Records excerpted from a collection
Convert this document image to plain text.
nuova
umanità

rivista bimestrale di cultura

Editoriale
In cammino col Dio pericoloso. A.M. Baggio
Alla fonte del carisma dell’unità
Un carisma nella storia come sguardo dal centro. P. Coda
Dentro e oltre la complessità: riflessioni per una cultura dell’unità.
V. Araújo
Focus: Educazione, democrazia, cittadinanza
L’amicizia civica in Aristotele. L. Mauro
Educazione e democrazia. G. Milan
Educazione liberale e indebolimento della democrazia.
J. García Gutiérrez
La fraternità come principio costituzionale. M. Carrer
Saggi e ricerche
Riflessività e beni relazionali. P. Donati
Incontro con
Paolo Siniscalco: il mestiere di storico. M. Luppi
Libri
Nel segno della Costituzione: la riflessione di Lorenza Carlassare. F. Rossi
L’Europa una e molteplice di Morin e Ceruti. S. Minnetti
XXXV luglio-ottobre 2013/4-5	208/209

---

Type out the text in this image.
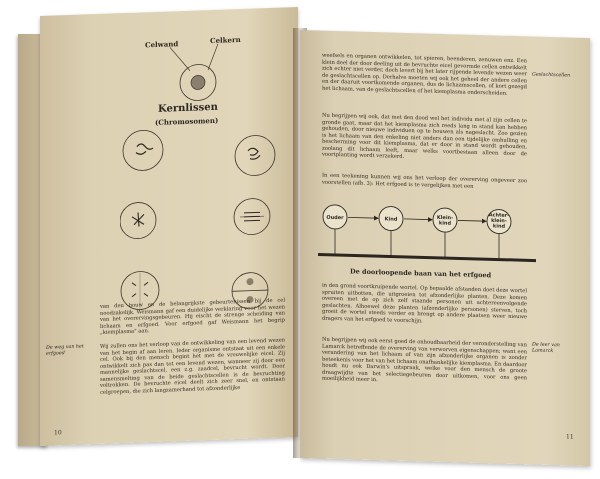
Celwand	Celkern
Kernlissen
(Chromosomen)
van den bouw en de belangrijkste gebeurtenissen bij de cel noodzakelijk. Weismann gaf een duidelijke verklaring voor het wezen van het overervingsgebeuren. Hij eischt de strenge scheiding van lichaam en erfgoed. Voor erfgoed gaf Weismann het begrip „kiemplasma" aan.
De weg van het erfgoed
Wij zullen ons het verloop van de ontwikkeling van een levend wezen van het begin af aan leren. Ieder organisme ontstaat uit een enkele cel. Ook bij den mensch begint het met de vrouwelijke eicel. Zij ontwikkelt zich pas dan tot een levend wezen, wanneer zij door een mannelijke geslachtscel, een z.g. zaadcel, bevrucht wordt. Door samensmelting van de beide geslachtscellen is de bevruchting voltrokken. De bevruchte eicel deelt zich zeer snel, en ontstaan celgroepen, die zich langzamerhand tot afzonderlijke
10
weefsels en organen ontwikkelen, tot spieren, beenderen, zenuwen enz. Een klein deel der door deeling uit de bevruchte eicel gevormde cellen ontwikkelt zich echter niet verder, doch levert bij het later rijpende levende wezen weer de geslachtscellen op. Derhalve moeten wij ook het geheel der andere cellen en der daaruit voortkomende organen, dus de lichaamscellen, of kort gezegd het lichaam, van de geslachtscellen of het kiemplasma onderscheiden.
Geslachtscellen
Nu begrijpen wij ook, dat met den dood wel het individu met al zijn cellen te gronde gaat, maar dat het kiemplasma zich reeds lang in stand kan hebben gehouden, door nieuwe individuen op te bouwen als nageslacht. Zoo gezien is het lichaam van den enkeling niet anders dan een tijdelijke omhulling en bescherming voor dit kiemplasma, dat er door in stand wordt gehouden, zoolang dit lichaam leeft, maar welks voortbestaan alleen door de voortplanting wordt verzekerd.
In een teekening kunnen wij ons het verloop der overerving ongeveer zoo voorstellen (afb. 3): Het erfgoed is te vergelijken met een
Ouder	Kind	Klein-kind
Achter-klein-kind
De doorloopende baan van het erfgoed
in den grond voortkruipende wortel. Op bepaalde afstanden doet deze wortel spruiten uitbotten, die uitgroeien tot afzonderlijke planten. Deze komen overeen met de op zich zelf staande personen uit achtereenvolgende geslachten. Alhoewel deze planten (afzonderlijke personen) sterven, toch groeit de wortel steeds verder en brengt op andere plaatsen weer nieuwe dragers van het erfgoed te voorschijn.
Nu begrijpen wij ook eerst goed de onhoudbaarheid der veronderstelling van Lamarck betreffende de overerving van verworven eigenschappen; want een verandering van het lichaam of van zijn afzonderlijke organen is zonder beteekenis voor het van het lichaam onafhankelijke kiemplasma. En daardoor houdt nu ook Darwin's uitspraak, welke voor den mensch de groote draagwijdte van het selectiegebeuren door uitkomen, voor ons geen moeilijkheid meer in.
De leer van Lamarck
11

==

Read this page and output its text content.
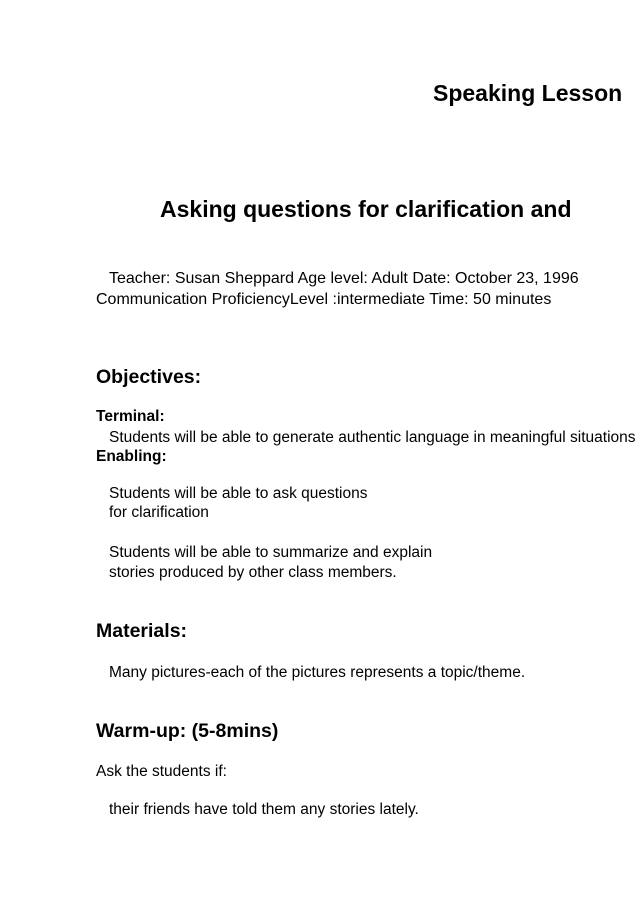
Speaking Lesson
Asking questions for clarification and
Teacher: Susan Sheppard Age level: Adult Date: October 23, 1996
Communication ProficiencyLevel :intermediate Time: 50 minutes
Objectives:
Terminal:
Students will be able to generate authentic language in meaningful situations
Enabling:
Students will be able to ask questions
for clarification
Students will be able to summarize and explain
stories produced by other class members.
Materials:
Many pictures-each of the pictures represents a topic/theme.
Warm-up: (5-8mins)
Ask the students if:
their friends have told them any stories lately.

## Task description
From the listing above, pick out each line where the word "della" appears.

## Worked answer
Educazione liberale e indebolimento della democrazia.
Nel segno della Costituzione: la riflessione di Lorenza Carlassare. F. Rossi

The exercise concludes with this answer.